Look for "процесса" in the listing below. Gather each line that contains it.

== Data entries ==
####################

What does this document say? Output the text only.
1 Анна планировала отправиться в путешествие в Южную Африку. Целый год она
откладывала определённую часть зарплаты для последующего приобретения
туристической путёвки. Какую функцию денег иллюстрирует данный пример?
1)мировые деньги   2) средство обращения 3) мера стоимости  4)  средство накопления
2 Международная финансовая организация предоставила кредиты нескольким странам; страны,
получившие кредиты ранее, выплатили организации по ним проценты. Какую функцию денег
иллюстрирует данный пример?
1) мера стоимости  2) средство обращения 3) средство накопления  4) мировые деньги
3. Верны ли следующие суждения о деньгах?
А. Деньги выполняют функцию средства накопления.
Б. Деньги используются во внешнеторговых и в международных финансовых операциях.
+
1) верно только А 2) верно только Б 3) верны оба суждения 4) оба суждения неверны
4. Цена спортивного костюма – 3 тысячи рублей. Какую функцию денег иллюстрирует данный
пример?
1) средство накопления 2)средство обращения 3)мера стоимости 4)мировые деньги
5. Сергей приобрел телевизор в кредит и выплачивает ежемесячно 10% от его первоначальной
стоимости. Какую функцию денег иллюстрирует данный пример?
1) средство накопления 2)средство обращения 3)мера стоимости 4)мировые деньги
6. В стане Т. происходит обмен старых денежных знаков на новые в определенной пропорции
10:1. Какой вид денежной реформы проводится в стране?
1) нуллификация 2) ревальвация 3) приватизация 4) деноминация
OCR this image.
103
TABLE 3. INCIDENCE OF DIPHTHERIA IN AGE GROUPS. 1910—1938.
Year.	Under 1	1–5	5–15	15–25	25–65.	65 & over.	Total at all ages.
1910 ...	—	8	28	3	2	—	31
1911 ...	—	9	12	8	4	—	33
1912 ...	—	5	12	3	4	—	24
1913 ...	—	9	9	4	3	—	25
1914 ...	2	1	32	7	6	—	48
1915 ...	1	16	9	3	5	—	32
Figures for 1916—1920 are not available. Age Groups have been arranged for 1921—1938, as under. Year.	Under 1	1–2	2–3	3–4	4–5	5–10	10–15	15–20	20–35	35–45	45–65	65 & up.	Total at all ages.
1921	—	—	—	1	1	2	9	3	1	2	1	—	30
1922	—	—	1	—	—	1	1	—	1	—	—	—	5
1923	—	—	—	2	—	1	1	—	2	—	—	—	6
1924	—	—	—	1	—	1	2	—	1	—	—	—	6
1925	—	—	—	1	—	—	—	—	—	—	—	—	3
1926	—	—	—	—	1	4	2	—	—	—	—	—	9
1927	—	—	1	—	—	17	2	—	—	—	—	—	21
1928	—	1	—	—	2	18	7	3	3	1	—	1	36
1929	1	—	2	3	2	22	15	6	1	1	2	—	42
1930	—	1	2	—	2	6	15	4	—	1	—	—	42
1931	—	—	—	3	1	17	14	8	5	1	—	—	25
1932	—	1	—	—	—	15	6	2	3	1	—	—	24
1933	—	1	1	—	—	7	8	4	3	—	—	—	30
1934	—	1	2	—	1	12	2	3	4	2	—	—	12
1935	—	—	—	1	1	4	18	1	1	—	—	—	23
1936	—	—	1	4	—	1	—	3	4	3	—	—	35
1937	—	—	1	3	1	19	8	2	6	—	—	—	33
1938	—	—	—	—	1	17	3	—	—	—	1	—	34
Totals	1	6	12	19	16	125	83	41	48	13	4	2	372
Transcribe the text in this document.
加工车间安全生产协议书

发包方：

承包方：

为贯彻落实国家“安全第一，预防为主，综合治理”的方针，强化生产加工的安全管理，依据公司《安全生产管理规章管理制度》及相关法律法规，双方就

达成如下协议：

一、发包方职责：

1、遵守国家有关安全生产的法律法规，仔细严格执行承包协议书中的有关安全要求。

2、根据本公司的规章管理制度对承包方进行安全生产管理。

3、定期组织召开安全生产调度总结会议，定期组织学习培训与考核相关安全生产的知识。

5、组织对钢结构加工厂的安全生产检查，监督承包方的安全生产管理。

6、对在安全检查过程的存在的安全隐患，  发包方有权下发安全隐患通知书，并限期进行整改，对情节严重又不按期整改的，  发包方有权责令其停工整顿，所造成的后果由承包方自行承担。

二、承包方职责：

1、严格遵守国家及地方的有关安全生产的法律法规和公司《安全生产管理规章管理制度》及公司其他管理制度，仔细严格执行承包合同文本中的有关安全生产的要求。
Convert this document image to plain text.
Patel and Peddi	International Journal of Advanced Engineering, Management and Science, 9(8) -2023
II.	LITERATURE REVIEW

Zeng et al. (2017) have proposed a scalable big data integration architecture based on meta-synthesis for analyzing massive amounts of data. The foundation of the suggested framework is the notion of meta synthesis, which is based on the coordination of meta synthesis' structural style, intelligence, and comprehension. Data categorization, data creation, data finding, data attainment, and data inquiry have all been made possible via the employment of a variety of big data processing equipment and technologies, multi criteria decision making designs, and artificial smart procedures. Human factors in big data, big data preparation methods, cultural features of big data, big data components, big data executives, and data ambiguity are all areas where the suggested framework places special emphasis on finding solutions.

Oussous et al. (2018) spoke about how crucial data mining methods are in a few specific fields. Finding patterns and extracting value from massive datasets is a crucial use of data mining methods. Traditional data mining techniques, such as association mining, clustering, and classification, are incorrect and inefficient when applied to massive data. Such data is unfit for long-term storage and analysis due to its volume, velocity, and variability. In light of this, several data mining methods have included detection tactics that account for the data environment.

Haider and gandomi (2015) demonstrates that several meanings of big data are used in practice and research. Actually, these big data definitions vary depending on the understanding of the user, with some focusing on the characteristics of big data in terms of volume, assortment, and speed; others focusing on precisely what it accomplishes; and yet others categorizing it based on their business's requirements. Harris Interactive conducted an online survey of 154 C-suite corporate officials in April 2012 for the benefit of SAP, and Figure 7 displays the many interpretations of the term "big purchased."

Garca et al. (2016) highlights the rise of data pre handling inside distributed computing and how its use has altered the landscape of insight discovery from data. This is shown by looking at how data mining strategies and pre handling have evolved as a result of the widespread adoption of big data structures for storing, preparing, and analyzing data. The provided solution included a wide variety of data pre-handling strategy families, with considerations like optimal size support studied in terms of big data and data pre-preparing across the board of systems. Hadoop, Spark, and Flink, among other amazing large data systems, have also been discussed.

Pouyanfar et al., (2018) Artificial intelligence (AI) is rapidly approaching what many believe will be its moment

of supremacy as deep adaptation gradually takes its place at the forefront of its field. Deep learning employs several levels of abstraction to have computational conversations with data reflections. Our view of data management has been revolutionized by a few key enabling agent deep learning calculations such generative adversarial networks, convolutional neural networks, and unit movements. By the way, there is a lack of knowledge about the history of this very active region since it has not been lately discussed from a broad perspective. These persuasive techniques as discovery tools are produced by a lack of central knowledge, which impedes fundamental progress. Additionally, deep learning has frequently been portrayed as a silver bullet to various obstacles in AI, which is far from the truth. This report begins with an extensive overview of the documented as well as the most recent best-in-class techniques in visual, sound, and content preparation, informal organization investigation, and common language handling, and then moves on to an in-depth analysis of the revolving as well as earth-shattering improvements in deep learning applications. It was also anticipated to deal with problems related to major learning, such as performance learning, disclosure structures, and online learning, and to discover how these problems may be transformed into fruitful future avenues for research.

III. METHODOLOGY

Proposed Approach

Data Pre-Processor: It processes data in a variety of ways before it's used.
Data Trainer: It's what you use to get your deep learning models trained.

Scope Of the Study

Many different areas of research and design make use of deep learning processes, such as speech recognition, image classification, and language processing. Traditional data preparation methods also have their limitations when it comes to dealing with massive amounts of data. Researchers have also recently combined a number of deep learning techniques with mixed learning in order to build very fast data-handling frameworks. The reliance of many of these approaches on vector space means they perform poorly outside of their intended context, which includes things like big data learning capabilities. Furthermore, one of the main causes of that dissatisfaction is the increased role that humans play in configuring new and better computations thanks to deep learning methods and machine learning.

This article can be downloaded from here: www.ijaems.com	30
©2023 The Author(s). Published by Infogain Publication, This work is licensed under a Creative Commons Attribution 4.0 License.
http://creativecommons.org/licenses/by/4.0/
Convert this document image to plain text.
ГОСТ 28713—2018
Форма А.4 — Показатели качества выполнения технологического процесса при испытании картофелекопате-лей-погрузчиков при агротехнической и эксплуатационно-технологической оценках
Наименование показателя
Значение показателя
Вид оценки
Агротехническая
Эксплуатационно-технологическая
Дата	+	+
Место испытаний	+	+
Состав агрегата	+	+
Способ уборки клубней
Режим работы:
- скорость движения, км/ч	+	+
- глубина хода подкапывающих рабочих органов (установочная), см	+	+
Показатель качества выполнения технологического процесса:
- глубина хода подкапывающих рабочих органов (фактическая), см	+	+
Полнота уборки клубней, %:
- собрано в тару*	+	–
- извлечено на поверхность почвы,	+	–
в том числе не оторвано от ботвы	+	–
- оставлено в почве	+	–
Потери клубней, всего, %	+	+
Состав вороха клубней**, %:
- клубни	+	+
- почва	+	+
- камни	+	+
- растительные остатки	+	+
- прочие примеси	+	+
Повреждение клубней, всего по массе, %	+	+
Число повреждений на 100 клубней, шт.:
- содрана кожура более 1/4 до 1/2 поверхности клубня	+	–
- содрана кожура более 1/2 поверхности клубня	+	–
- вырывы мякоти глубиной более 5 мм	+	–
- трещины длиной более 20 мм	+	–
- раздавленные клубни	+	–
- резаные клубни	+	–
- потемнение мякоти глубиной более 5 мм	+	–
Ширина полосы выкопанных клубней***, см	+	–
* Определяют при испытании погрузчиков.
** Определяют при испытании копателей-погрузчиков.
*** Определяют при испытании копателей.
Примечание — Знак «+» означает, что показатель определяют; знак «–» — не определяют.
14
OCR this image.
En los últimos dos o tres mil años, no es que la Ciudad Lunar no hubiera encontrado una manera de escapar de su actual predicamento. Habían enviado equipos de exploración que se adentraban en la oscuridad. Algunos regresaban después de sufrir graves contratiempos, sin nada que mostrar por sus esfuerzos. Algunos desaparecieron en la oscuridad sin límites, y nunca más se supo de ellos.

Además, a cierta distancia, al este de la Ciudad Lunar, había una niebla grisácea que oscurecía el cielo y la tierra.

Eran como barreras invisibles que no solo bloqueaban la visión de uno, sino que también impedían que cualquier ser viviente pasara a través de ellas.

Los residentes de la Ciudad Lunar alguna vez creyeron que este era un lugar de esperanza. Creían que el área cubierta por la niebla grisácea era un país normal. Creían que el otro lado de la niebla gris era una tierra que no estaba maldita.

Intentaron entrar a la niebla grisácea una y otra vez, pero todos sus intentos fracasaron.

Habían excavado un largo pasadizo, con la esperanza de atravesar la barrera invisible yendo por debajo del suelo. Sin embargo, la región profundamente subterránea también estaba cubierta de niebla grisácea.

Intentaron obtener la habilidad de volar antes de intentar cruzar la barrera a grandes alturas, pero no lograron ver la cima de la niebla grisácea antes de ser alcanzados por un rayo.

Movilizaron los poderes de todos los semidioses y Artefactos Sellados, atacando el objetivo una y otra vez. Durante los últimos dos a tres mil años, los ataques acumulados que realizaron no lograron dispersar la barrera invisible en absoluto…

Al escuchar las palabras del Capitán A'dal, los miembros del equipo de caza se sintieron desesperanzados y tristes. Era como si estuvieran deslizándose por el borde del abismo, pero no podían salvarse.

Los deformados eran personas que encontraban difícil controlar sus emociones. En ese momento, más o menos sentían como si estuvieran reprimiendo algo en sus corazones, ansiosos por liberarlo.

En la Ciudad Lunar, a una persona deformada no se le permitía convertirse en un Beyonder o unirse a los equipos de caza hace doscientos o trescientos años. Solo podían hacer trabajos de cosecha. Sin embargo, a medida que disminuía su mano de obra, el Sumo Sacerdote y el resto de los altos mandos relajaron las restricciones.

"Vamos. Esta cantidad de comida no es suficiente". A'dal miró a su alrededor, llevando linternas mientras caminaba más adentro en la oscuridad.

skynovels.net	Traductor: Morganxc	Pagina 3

####################

== Answer to the problem ==
Форма А.4 — Показатели качества выполнения технологического процесса при испытании картофелекопате-лей-погрузчиков при агротехнической и эксплуатационно-технологической оценках
Показатель качества выполнения технологического процесса:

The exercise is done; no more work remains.